• The task
Can you output the records below exactly as they are written?

========

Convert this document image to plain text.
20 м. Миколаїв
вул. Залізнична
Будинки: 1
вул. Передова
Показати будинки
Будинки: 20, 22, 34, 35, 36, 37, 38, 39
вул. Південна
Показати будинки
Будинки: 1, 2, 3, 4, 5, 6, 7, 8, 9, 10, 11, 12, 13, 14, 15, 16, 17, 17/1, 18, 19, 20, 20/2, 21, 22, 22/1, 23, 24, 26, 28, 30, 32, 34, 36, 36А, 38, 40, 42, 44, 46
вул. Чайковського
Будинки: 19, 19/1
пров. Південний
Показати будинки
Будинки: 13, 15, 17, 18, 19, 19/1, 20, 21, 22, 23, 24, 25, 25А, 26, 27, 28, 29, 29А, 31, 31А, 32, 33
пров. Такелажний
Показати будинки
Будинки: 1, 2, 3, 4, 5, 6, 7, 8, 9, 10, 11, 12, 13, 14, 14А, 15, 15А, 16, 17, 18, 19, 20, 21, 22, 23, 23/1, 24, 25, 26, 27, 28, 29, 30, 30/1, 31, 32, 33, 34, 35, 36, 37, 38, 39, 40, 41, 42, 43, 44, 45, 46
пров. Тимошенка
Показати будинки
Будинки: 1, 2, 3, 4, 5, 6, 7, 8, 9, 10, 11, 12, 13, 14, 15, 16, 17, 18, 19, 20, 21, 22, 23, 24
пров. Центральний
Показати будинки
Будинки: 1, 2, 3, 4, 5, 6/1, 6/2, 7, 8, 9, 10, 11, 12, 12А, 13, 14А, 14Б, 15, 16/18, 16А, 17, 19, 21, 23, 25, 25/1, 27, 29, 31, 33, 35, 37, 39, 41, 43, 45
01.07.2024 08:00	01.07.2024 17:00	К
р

========

• Finished exercise
Convert this document image to plain text.
20 м. Миколаїв
вул. Залізнична
Будинки: 1
вул. Передова
Показати будинки
Будинки: 20, 22, 34, 35, 36, 37, 38, 39
вул. Південна
Показати будинки
Будинки: 1, 2, 3, 4, 5, 6, 7, 8, 9, 10, 11, 12, 13, 14, 15, 16, 17, 17/1, 18, 19, 20, 20/2, 21, 22, 22/1, 23, 24, 26, 28, 30, 32, 34, 36, 36А, 38, 40, 42, 44, 46
вул. Чайковського
Будинки: 19, 19/1
пров. Південний
Показати будинки
Будинки: 13, 15, 17, 18, 19, 19/1, 20, 21, 22, 23, 24, 25, 25А, 26, 27, 28, 29, 29А, 31, 31А, 32, 33
пров. Такелажний
Показати будинки
Будинки: 1, 2, 3, 4, 5, 6, 7, 8, 9, 10, 11, 12, 13, 14, 14А, 15, 15А, 16, 17, 18, 19, 20, 21, 22, 23, 23/1, 24, 25, 26, 27, 28, 29, 30, 30/1, 31, 32, 33, 34, 35, 36, 37, 38, 39, 40, 41, 42, 43, 44, 45, 46
пров. Тимошенка
Показати будинки
Будинки: 1, 2, 3, 4, 5, 6, 7, 8, 9, 10, 11, 12, 13, 14, 15, 16, 17, 18, 19, 20, 21, 22, 23, 24
пров. Центральний
Показати будинки
Будинки: 1, 2, 3, 4, 5, 6/1, 6/2, 7, 8, 9, 10, 11, 12, 12А, 13, 14А, 14Б, 15, 16/18, 16А, 17, 19, 21, 23, 25, 25/1, 27, 29, 31, 33, 35, 37, 39, 41, 43, 45
01.07.2024 08:00	01.07.2024 17:00	К
р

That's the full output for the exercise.